START PROVIDED INFORMATION

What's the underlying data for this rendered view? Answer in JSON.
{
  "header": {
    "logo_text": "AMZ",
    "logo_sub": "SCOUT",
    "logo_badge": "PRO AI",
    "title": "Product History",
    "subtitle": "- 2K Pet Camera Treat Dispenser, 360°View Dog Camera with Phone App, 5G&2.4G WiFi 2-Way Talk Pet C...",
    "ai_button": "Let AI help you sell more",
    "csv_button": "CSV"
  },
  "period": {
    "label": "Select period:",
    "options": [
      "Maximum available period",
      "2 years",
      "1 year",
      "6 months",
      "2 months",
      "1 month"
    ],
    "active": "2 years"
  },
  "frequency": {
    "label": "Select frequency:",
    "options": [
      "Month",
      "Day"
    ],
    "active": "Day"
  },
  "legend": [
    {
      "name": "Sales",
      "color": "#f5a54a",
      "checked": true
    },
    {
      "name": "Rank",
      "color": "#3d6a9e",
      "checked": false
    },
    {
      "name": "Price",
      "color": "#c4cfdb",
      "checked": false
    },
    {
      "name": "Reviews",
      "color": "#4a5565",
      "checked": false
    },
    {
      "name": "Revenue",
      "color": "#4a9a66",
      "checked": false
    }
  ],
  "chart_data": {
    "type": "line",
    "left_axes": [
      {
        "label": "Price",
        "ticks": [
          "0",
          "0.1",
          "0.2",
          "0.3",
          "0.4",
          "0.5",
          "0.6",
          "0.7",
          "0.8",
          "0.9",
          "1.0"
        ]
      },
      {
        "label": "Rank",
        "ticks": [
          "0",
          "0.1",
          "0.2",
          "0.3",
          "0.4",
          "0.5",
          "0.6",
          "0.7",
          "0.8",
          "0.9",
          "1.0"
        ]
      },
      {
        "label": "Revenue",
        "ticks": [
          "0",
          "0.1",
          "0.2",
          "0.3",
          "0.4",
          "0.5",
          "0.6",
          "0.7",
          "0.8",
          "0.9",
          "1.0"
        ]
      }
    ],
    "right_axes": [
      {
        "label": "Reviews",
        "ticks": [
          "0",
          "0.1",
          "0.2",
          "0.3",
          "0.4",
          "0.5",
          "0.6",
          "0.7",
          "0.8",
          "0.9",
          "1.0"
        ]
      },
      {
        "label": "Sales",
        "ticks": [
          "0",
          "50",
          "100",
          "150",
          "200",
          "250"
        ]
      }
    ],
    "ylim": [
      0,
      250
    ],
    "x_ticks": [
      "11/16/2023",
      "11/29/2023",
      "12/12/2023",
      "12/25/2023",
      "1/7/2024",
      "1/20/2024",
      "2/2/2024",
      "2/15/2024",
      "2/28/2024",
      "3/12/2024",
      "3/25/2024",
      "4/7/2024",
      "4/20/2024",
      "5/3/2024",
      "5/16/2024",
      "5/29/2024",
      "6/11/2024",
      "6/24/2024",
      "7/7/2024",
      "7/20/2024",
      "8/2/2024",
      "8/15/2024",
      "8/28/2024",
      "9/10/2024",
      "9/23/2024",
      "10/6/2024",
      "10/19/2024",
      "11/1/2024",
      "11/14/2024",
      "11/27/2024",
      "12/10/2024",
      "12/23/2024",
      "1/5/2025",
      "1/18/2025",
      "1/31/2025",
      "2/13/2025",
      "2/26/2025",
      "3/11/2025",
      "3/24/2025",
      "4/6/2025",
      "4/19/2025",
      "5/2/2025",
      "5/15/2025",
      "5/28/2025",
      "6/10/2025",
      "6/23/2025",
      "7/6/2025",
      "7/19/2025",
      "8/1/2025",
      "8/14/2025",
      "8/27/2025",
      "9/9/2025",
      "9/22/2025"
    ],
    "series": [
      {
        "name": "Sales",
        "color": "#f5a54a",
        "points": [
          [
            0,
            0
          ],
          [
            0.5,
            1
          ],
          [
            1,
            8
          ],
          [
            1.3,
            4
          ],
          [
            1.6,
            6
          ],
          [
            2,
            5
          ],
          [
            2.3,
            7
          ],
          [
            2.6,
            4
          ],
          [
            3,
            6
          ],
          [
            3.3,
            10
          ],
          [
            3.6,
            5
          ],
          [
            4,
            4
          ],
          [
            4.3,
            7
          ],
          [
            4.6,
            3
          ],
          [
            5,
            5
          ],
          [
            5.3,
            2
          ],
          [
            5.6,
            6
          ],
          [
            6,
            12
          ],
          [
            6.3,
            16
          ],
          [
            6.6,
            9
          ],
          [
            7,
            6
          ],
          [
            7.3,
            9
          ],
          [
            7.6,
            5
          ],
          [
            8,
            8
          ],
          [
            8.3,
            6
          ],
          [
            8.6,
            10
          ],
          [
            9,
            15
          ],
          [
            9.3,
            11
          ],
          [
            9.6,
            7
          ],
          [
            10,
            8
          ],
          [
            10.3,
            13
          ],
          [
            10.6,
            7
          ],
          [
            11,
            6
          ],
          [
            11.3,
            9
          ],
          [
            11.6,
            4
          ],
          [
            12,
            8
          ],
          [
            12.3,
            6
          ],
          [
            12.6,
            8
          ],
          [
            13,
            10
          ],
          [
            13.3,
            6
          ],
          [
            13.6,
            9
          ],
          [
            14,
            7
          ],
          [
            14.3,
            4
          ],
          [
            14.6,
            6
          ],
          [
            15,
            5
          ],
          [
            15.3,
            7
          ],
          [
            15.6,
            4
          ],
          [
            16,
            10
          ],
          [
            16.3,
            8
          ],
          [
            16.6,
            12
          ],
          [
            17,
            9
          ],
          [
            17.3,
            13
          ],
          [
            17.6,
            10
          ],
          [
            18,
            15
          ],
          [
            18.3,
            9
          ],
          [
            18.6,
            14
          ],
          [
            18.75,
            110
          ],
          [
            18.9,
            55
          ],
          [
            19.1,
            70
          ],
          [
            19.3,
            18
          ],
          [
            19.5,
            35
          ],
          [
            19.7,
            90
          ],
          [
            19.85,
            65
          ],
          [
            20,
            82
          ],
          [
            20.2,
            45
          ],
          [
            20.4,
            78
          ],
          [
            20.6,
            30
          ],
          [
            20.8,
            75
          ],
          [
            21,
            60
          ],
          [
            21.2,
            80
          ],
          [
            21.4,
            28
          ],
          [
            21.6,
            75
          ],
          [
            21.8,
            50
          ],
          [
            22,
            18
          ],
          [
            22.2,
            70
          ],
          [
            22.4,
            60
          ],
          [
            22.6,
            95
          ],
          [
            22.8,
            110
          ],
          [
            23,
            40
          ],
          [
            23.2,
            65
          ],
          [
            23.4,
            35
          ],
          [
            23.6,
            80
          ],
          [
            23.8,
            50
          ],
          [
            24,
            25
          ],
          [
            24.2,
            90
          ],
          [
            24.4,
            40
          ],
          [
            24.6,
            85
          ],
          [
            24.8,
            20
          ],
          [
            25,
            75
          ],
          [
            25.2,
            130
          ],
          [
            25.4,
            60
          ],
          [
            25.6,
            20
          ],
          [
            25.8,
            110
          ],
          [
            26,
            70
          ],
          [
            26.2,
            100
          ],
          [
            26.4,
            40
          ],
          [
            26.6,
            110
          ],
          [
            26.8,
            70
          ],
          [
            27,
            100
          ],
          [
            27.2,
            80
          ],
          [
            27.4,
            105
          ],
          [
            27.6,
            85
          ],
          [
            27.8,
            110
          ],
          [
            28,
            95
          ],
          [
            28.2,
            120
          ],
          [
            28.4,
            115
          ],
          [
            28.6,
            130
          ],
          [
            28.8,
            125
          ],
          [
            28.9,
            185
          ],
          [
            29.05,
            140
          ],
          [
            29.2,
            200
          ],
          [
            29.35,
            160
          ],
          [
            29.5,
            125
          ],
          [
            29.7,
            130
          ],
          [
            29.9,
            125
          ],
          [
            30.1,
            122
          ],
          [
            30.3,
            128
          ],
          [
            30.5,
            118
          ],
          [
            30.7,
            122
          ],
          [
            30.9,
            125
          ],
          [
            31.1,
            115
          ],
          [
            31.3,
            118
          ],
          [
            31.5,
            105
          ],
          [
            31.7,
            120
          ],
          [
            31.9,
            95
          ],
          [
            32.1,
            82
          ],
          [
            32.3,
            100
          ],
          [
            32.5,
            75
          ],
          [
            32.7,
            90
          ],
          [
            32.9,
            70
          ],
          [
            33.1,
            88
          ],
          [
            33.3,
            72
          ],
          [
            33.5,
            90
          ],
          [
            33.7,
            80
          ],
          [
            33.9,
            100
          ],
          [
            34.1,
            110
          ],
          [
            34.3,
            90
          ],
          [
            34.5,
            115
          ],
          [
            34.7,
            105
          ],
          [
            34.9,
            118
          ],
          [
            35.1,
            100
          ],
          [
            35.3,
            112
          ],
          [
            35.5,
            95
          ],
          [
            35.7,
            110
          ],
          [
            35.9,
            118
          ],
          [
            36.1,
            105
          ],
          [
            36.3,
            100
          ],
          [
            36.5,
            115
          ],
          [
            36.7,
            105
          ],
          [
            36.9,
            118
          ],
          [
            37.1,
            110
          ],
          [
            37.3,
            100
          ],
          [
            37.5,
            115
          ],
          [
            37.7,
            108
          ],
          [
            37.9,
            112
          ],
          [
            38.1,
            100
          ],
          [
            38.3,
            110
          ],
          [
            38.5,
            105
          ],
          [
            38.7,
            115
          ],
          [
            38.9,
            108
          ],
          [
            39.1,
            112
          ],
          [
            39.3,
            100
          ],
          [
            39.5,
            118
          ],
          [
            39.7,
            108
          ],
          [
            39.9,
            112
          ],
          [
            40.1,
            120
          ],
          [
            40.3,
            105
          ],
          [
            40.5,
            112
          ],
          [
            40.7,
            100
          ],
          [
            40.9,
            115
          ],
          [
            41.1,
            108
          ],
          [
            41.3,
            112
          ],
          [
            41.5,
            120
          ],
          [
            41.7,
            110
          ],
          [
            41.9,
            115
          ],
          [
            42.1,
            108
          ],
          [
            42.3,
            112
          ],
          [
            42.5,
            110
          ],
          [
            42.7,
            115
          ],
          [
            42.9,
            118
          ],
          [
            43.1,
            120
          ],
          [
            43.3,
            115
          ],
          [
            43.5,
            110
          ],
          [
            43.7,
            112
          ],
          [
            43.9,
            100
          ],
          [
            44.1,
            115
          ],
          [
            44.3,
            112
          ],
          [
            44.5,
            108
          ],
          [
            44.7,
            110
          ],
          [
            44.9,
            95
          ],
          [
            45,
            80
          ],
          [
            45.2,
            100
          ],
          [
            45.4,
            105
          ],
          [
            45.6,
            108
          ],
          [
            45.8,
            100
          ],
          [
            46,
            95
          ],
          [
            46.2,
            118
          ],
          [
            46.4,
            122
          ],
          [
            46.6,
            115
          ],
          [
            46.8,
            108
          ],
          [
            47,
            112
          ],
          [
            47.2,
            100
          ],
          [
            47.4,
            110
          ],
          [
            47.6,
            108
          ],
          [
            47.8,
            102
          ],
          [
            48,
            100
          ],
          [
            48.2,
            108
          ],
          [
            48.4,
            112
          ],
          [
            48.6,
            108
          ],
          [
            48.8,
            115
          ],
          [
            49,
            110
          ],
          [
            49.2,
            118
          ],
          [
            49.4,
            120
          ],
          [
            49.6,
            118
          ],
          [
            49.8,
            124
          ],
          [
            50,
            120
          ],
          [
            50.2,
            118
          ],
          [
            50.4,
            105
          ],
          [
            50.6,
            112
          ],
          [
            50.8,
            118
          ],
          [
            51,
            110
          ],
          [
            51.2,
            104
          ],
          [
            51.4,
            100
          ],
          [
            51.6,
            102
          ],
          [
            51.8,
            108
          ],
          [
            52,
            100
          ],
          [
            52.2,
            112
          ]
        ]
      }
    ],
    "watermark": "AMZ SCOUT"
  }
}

END PROVIDED INFORMATION

• EXERCISE DIRECTIONS: Work out the number of lines in this listing that include the word "color". Reply with that number only.

• ANSWER BELOW: 6